## Available data:

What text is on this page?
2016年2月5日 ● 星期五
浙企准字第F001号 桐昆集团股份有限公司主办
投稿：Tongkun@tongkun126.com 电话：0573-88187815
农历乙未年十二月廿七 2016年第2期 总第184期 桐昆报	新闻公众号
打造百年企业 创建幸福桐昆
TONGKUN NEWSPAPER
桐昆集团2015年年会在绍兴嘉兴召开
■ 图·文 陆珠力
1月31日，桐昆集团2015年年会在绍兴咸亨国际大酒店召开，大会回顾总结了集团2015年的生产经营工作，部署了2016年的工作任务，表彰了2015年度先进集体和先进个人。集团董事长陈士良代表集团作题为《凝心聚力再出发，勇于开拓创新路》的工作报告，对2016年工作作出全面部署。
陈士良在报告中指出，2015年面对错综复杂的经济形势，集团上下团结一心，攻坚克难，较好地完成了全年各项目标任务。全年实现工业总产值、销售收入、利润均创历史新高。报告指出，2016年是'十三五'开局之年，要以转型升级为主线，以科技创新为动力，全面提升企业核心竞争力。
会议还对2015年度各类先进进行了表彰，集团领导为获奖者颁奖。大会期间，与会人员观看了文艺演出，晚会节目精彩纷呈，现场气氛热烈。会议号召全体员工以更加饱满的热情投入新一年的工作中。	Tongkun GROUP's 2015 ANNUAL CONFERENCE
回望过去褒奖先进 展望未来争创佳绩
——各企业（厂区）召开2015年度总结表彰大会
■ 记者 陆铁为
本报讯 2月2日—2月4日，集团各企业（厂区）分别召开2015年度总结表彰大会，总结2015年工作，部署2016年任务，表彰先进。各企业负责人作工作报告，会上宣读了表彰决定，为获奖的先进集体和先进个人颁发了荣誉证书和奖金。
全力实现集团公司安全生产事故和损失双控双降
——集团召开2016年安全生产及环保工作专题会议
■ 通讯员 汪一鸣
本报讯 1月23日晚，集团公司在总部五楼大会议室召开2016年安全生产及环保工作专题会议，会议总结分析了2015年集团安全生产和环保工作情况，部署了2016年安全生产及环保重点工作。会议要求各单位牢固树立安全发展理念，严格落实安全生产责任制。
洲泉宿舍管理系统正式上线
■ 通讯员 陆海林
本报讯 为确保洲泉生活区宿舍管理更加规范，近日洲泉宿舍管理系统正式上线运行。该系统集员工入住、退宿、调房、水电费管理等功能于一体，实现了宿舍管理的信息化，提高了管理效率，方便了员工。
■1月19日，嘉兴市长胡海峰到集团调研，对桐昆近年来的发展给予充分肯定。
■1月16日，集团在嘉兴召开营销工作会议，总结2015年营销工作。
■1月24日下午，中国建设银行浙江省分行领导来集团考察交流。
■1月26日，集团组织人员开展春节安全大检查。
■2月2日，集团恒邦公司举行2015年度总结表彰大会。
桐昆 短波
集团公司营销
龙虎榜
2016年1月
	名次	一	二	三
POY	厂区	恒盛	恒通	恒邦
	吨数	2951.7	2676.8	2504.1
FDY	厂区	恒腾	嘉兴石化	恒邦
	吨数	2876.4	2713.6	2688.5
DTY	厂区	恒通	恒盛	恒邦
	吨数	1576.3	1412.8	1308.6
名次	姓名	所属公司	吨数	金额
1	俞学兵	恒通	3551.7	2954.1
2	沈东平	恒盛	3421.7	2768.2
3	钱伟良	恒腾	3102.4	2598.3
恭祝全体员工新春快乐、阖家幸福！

## Task to complete:
Set all of the records down again, exactly as they stand.

## Result of this exercise:
What text is on this page?
2016年2月5日 ● 星期五
浙企准字第F001号 桐昆集团股份有限公司主办
投稿：Tongkun@tongkun126.com 电话：0573-88187815
农历乙未年十二月廿七 2016年第2期 总第184期 桐昆报	新闻公众号
打造百年企业 创建幸福桐昆
TONGKUN NEWSPAPER
桐昆集团2015年年会在绍兴嘉兴召开
■ 图·文 陆珠力
1月31日，桐昆集团2015年年会在绍兴咸亨国际大酒店召开，大会回顾总结了集团2015年的生产经营工作，部署了2016年的工作任务，表彰了2015年度先进集体和先进个人。集团董事长陈士良代表集团作题为《凝心聚力再出发，勇于开拓创新路》的工作报告，对2016年工作作出全面部署。
陈士良在报告中指出，2015年面对错综复杂的经济形势，集团上下团结一心，攻坚克难，较好地完成了全年各项目标任务。全年实现工业总产值、销售收入、利润均创历史新高。报告指出，2016年是'十三五'开局之年，要以转型升级为主线，以科技创新为动力，全面提升企业核心竞争力。
会议还对2015年度各类先进进行了表彰，集团领导为获奖者颁奖。大会期间，与会人员观看了文艺演出，晚会节目精彩纷呈，现场气氛热烈。会议号召全体员工以更加饱满的热情投入新一年的工作中。	Tongkun GROUP's 2015 ANNUAL CONFERENCE
回望过去褒奖先进 展望未来争创佳绩
——各企业（厂区）召开2015年度总结表彰大会
■ 记者 陆铁为
本报讯 2月2日—2月4日，集团各企业（厂区）分别召开2015年度总结表彰大会，总结2015年工作，部署2016年任务，表彰先进。各企业负责人作工作报告，会上宣读了表彰决定，为获奖的先进集体和先进个人颁发了荣誉证书和奖金。
全力实现集团公司安全生产事故和损失双控双降
——集团召开2016年安全生产及环保工作专题会议
■ 通讯员 汪一鸣
本报讯 1月23日晚，集团公司在总部五楼大会议室召开2016年安全生产及环保工作专题会议，会议总结分析了2015年集团安全生产和环保工作情况，部署了2016年安全生产及环保重点工作。会议要求各单位牢固树立安全发展理念，严格落实安全生产责任制。
洲泉宿舍管理系统正式上线
■ 通讯员 陆海林
本报讯 为确保洲泉生活区宿舍管理更加规范，近日洲泉宿舍管理系统正式上线运行。该系统集员工入住、退宿、调房、水电费管理等功能于一体，实现了宿舍管理的信息化，提高了管理效率，方便了员工。
■1月19日，嘉兴市长胡海峰到集团调研，对桐昆近年来的发展给予充分肯定。
■1月16日，集团在嘉兴召开营销工作会议，总结2015年营销工作。
■1月24日下午，中国建设银行浙江省分行领导来集团考察交流。
■1月26日，集团组织人员开展春节安全大检查。
■2月2日，集团恒邦公司举行2015年度总结表彰大会。
桐昆 短波
集团公司营销
龙虎榜
2016年1月
	名次	一	二	三
POY	厂区	恒盛	恒通	恒邦
	吨数	2951.7	2676.8	2504.1
FDY	厂区	恒腾	嘉兴石化	恒邦
	吨数	2876.4	2713.6	2688.5
DTY	厂区	恒通	恒盛	恒邦
	吨数	1576.3	1412.8	1308.6
名次	姓名	所属公司	吨数	金额
1	俞学兵	恒通	3551.7	2954.1
2	沈东平	恒盛	3421.7	2768.2
3	钱伟良	恒腾	3102.4	2598.3
恭祝全体员工新春快乐、阖家幸福！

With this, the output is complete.